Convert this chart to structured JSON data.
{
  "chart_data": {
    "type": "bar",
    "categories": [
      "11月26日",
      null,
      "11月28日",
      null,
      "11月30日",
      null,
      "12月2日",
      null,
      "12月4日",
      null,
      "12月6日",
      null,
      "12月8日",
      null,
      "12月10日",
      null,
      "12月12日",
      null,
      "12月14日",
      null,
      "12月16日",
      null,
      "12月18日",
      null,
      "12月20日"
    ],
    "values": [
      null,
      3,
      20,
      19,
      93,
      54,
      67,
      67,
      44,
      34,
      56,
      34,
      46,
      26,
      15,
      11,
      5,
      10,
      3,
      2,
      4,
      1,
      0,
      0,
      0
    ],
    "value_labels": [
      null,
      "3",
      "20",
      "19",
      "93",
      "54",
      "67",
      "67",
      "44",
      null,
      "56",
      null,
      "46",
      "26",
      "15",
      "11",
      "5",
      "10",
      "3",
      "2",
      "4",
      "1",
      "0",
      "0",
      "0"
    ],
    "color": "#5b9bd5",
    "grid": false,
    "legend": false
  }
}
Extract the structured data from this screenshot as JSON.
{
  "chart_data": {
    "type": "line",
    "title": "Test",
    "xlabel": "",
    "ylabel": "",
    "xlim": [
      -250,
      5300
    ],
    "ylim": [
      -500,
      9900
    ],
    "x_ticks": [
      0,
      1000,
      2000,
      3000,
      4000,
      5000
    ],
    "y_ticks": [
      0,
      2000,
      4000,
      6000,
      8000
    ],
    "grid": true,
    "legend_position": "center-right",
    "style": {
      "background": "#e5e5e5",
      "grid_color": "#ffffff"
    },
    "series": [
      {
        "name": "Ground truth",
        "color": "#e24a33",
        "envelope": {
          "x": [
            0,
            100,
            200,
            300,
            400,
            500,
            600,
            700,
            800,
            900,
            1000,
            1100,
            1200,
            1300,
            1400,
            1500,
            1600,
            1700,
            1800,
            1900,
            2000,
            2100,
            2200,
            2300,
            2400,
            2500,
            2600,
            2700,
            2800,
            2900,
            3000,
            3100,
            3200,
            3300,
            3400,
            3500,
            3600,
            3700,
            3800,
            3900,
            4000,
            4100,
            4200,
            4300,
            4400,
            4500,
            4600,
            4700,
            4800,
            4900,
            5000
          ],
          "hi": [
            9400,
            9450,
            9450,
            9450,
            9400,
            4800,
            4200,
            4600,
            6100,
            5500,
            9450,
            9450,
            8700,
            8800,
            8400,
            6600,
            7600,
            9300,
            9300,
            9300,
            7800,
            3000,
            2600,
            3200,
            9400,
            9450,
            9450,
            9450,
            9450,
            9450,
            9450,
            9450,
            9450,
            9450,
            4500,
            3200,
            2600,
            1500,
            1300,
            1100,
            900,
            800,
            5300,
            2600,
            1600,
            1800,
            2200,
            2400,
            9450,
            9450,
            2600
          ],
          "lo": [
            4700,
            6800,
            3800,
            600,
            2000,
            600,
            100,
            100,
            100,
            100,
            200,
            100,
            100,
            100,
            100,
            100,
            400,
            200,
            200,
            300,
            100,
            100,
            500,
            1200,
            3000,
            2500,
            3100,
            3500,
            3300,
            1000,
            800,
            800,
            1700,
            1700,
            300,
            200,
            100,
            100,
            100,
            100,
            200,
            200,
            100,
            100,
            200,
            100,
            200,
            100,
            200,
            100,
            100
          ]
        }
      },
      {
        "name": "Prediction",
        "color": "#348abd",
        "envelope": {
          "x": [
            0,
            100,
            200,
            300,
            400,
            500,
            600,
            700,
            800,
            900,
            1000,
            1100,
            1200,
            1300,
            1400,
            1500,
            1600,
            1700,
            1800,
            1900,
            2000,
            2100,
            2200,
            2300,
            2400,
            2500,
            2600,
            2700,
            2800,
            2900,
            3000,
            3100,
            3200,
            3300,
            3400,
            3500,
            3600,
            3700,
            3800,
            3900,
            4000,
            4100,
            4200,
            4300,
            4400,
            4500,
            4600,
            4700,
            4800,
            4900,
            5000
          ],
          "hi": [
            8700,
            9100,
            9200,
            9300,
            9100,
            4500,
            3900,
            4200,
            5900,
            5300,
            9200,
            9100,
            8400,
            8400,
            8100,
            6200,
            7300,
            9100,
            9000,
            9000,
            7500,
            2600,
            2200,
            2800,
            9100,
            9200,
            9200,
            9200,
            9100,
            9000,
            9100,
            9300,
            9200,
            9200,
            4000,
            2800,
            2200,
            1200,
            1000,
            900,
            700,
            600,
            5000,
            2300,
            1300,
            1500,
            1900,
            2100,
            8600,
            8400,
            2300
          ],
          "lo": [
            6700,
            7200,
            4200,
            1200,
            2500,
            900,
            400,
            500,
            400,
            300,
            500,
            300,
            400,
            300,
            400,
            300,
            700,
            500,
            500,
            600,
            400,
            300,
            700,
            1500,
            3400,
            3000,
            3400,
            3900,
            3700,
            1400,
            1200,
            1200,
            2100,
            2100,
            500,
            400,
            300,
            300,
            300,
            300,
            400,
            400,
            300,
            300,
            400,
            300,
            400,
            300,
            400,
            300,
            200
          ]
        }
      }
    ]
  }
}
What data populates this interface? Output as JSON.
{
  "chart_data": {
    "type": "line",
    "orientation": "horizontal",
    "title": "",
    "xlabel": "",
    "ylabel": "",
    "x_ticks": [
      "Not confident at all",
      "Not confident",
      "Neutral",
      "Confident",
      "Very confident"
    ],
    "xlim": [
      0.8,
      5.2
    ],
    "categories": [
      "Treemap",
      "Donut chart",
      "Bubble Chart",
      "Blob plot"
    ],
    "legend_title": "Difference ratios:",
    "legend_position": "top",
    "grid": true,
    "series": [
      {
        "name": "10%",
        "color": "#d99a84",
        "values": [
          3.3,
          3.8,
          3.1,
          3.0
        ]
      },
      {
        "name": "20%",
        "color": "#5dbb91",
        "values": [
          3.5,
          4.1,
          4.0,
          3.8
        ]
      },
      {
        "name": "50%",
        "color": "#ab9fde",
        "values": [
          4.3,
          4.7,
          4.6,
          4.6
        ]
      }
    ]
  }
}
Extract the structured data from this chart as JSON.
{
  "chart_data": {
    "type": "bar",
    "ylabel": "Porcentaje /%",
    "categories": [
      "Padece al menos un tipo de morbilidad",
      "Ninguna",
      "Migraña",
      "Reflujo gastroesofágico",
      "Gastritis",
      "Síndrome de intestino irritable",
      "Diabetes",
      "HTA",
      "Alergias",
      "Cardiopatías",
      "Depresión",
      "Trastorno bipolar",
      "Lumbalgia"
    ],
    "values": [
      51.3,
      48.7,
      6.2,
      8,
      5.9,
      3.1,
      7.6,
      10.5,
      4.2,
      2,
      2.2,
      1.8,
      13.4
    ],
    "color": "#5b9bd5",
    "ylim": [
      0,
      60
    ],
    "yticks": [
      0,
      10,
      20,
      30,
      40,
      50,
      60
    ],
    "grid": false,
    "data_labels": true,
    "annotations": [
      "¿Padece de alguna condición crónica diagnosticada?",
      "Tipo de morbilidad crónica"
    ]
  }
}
——————
**What to do**
Set down the entries verbatim, leaving none out.

**Result**
Convert this chart to structured JSON data.
{
  "chart_data": {
    "type": "bar",
    "categories": [
      "11月26日",
      null,
      "11月28日",
      null,
      "11月30日",
      null,
      "12月2日",
      null,
      "12月4日",
      null,
      "12月6日",
      null,
      "12月8日",
      null,
      "12月10日",
      null,
      "12月12日",
      null,
      "12月14日",
      null,
      "12月16日",
      null,
      "12月18日",
      null,
      "12月20日"
    ],
    "values": [
      null,
      3,
      20,
      19,
      93,
      54,
      67,
      67,
      44,
      34,
      56,
      34,
      46,
      26,
      15,
      11,
      5,
      10,
      3,
      2,
      4,
      1,
      0,
      0,
      0
    ],
    "value_labels": [
      null,
      "3",
      "20",
      "19",
      "93",
      "54",
      "67",
      "67",
      "44",
      null,
      "56",
      null,
      "46",
      "26",
      "15",
      "11",
      "5",
      "10",
      "3",
      "2",
      "4",
      "1",
      "0",
      "0",
      "0"
    ],
    "color": "#5b9bd5",
    "grid": false,
    "legend": false
  }
}
Extract the structured data from this screenshot as JSON.
{
  "chart_data": {
    "type": "line",
    "title": "Test",
    "xlabel": "",
    "ylabel": "",
    "xlim": [
      -250,
      5300
    ],
    "ylim": [
      -500,
      9900
    ],
    "x_ticks": [
      0,
      1000,
      2000,
      3000,
      4000,
      5000
    ],
    "y_ticks": [
      0,
      2000,
      4000,
      6000,
      8000
    ],
    "grid": true,
    "legend_position": "center-right",
    "style": {
      "background": "#e5e5e5",
      "grid_color": "#ffffff"
    },
    "series": [
      {
        "name": "Ground truth",
        "color": "#e24a33",
        "envelope": {
          "x": [
            0,
            100,
            200,
            300,
            400,
            500,
            600,
            700,
            800,
            900,
            1000,
            1100,
            1200,
            1300,
            1400,
            1500,
            1600,
            1700,
            1800,
            1900,
            2000,
            2100,
            2200,
            2300,
            2400,
            2500,
            2600,
            2700,
            2800,
            2900,
            3000,
            3100,
            3200,
            3300,
            3400,
            3500,
            3600,
            3700,
            3800,
            3900,
            4000,
            4100,
            4200,
            4300,
            4400,
            4500,
            4600,
            4700,
            4800,
            4900,
            5000
          ],
          "hi": [
            9400,
            9450,
            9450,
            9450,
            9400,
            4800,
            4200,
            4600,
            6100,
            5500,
            9450,
            9450,
            8700,
            8800,
            8400,
            6600,
            7600,
            9300,
            9300,
            9300,
            7800,
            3000,
            2600,
            3200,
            9400,
            9450,
            9450,
            9450,
            9450,
            9450,
            9450,
            9450,
            9450,
            9450,
            4500,
            3200,
            2600,
            1500,
            1300,
            1100,
            900,
            800,
            5300,
            2600,
            1600,
            1800,
            2200,
            2400,
            9450,
            9450,
            2600
          ],
          "lo": [
            4700,
            6800,
            3800,
            600,
            2000,
            600,
            100,
            100,
            100,
            100,
            200,
            100,
            100,
            100,
            100,
            100,
            400,
            200,
            200,
            300,
            100,
            100,
            500,
            1200,
            3000,
            2500,
            3100,
            3500,
            3300,
            1000,
            800,
            800,
            1700,
            1700,
            300,
            200,
            100,
            100,
            100,
            100,
            200,
            200,
            100,
            100,
            200,
            100,
            200,
            100,
            200,
            100,
            100
          ]
        }
      },
      {
        "name": "Prediction",
        "color": "#348abd",
        "envelope": {
          "x": [
            0,
            100,
            200,
            300,
            400,
            500,
            600,
            700,
            800,
            900,
            1000,
            1100,
            1200,
            1300,
            1400,
            1500,
            1600,
            1700,
            1800,
            1900,
            2000,
            2100,
            2200,
            2300,
            2400,
            2500,
            2600,
            2700,
            2800,
            2900,
            3000,
            3100,
            3200,
            3300,
            3400,
            3500,
            3600,
            3700,
            3800,
            3900,
            4000,
            4100,
            4200,
            4300,
            4400,
            4500,
            4600,
            4700,
            4800,
            4900,
            5000
          ],
          "hi": [
            8700,
            9100,
            9200,
            9300,
            9100,
            4500,
            3900,
            4200,
            5900,
            5300,
            9200,
            9100,
            8400,
            8400,
            8100,
            6200,
            7300,
            9100,
            9000,
            9000,
            7500,
            2600,
            2200,
            2800,
            9100,
            9200,
            9200,
            9200,
            9100,
            9000,
            9100,
            9300,
            9200,
            9200,
            4000,
            2800,
            2200,
            1200,
            1000,
            900,
            700,
            600,
            5000,
            2300,
            1300,
            1500,
            1900,
            2100,
            8600,
            8400,
            2300
          ],
          "lo": [
            6700,
            7200,
            4200,
            1200,
            2500,
            900,
            400,
            500,
            400,
            300,
            500,
            300,
            400,
            300,
            400,
            300,
            700,
            500,
            500,
            600,
            400,
            300,
            700,
            1500,
            3400,
            3000,
            3400,
            3900,
            3700,
            1400,
            1200,
            1200,
            2100,
            2100,
            500,
            400,
            300,
            300,
            300,
            300,
            400,
            400,
            300,
            300,
            400,
            300,
            400,
            300,
            400,
            300,
            200
          ]
        }
      }
    ]
  }
}
What data populates this interface? Output as JSON.
{
  "chart_data": {
    "type": "line",
    "orientation": "horizontal",
    "title": "",
    "xlabel": "",
    "ylabel": "",
    "x_ticks": [
      "Not confident at all",
      "Not confident",
      "Neutral",
      "Confident",
      "Very confident"
    ],
    "xlim": [
      0.8,
      5.2
    ],
    "categories": [
      "Treemap",
      "Donut chart",
      "Bubble Chart",
      "Blob plot"
    ],
    "legend_title": "Difference ratios:",
    "legend_position": "top",
    "grid": true,
    "series": [
      {
        "name": "10%",
        "color": "#d99a84",
        "values": [
          3.3,
          3.8,
          3.1,
          3.0
        ]
      },
      {
        "name": "20%",
        "color": "#5dbb91",
        "values": [
          3.5,
          4.1,
          4.0,
          3.8
        ]
      },
      {
        "name": "50%",
        "color": "#ab9fde",
        "values": [
          4.3,
          4.7,
          4.6,
          4.6
        ]
      }
    ]
  }
}
Extract the structured data from this chart as JSON.
{
  "chart_data": {
    "type": "bar",
    "ylabel": "Porcentaje /%",
    "categories": [
      "Padece al menos un tipo de morbilidad",
      "Ninguna",
      "Migraña",
      "Reflujo gastroesofágico",
      "Gastritis",
      "Síndrome de intestino irritable",
      "Diabetes",
      "HTA",
      "Alergias",
      "Cardiopatías",
      "Depresión",
      "Trastorno bipolar",
      "Lumbalgia"
    ],
    "values": [
      51.3,
      48.7,
      6.2,
      8,
      5.9,
      3.1,
      7.6,
      10.5,
      4.2,
      2,
      2.2,
      1.8,
      13.4
    ],
    "color": "#5b9bd5",
    "ylim": [
      0,
      60
    ],
    "yticks": [
      0,
      10,
      20,
      30,
      40,
      50,
      60
    ],
    "grid": false,
    "data_labels": true,
    "annotations": [
      "¿Padece de alguna condición crónica diagnosticada?",
      "Tipo de morbilidad crónica"
    ]
  }
}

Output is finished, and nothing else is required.